>>>>>

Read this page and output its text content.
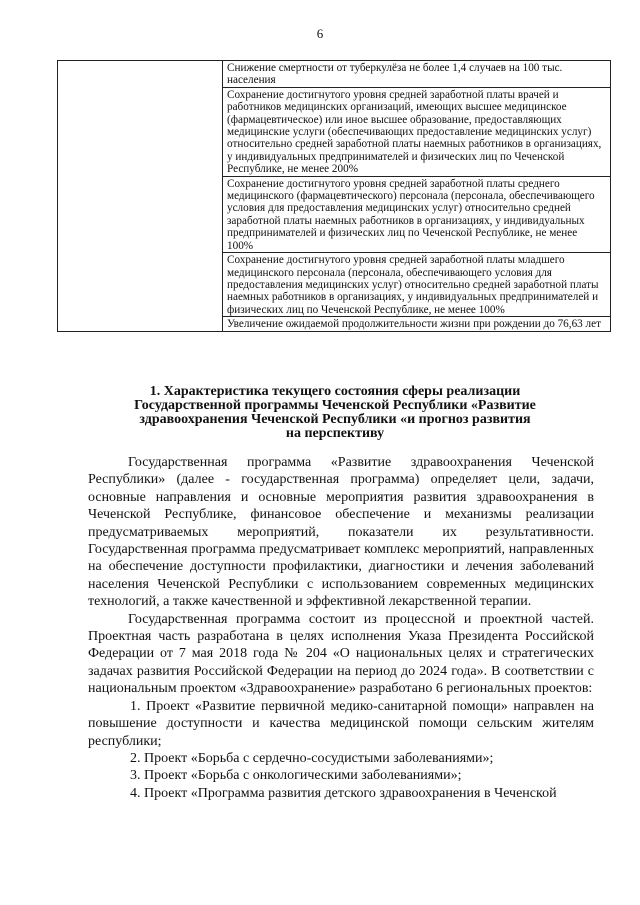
6
	Снижение смертности от туберкулёза не более 1,4 случаев на 100 тыс. населения
Сохранение достигнутого уровня средней заработной платы врачей и работников медицинских организаций, имеющих высшее медицинское (фармацевтическое) или иное высшее образование, предоставляющих медицинские услуги (обеспечивающих предоставление медицинских услуг) относительно средней заработной платы наемных работников в организациях, у индивидуальных предпринимателей и физических лиц по Чеченской Республике, не менее 200%
Сохранение достигнутого уровня средней заработной платы среднего медицинского (фармацевтического) персонала (персонала, обеспечивающего условия для предоставления медицинских услуг) относительно средней заработной платы наемных работников в организациях, у индивидуальных предпринимателей и физических лиц по Чеченской Республике, не менее 100%
Сохранение достигнутого уровня средней заработной платы младшего медицинского персонала (персонала, обеспечивающего условия для предоставления медицинских услуг) относительно средней заработной платы наемных работников в организациях, у индивидуальных предпринимателей и физических лиц по Чеченской Республике, не менее 100%
Увеличение ожидаемой продолжительности жизни при рождении до 76,63 лет
1. Характеристика текущего состояния сферы реализации
Государственной программы Чеченской Республики «Развитие
здравоохранения Чеченской Республики «и прогноз развития
на перспективу

Государственная программа «Развитие здравоохранения Чеченской Республики» (далее - государственная программа) определяет цели, задачи, основные направления и основные мероприятия развития здравоохранения в Чеченской Республике, финансовое обеспечение и механизмы реализации предусматриваемых мероприятий, показатели их результативности. Государственная программа предусматривает комплекс мероприятий, направленных на обеспечение доступности профилактики, диагностики и лечения заболеваний населения Чеченской Республики с использованием современных медицинских технологий, а также качественной и эффективной лекарственной терапии.

Государственная программа состоит из процессной и проектной частей. Проектная часть разработана в целях исполнения Указа Президента Российской Федерации от 7 мая 2018 года № 204 «О национальных целях и стратегических задачах развития Российской Федерации на период до 2024 года». В соответствии с национальным проектом «Здравоохранение» разработано 6 региональных проектов:

1. Проект «Развитие первичной медико-санитарной помощи» направлен на повышение доступности и качества медицинской помощи сельским жителям республики;

2. Проект «Борьба с сердечно-сосудистыми заболеваниями»;

3. Проект «Борьба с онкологическими заболеваниями»;

4. Проект «Программа развития детского здравоохранения в Чеченской
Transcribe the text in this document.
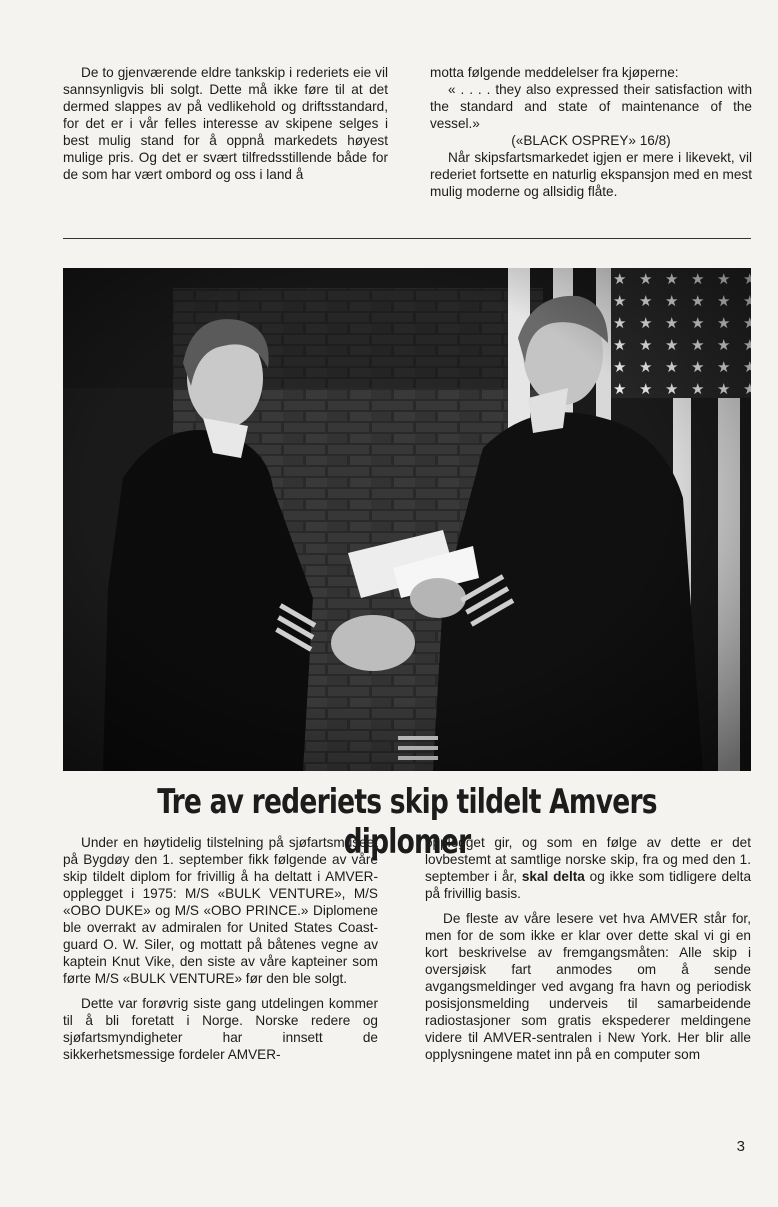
De to gjenværende eldre tankskip i rederiets eie vil sannsynligvis bli solgt. Dette må ikke føre til at det dermed slappes av på vedlikehold og driftsstandard, for det er i vår felles interesse av skipene selges i best mulig stand for å oppnå markedets høyest mulige pris. Og det er svært tilfredsstillende både for de som har vært ombord og oss i land å

motta følgende meddelelser fra kjøperne:

« . . . . they also expressed their satisfaction with the standard and state of maintenance of the vessel.»

(«BLACK OSPREY» 16/8)

Når skipsfartsmarkedet igjen er mere i likevekt, vil rederiet fortsette en naturlig ekspansjon med en mest mulig moderne og allsidig flåte.

Tre av rederiets skip tildelt Amvers diplomer

Under en høytidelig tilstelning på sjøfartsmuseet på Bygdøy den 1. september fikk følgende av våre skip tildelt diplom for frivillig å ha deltatt i AMVER-opplegget i 1975: M/S «BULK VENTURE», M/S «OBO DUKE» og M/S «OBO PRINCE.» Diplomene ble overrakt av admiralen for United States Coast-guard O. W. Siler, og mottatt på båtenes vegne av kaptein Knut Vike, den siste av våre kapteiner som førte M/S «BULK VENTURE» før den ble solgt.

Dette var forøvrig siste gang utdelingen kommer til å bli foretatt i Norge. Norske redere og sjøfartsmyndigheter har innsett de sikkerhetsmessige fordeler AMVER-

opplegget gir, og som en følge av dette er det lovbestemt at samtlige norske skip, fra og med den 1. september i år, skal delta og ikke som tidligere delta på frivillig basis.

De fleste av våre lesere vet hva AMVER står for, men for de som ikke er klar over dette skal vi gi en kort beskrivelse av fremgangsmåten: Alle skip i oversjøisk fart anmodes om å sende avgangsmeldinger ved avgang fra havn og periodisk posisjonsmelding underveis til samarbeidende radiostasjoner som gratis ekspederer meldingene videre til AMVER-sentralen i New York. Her blir alle opplysningene matet inn på en computer som

3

<<<<<

Gather all the lines that include the word "text" and copy them out.

Read this page and output its text content.
Transcribe the text in this document.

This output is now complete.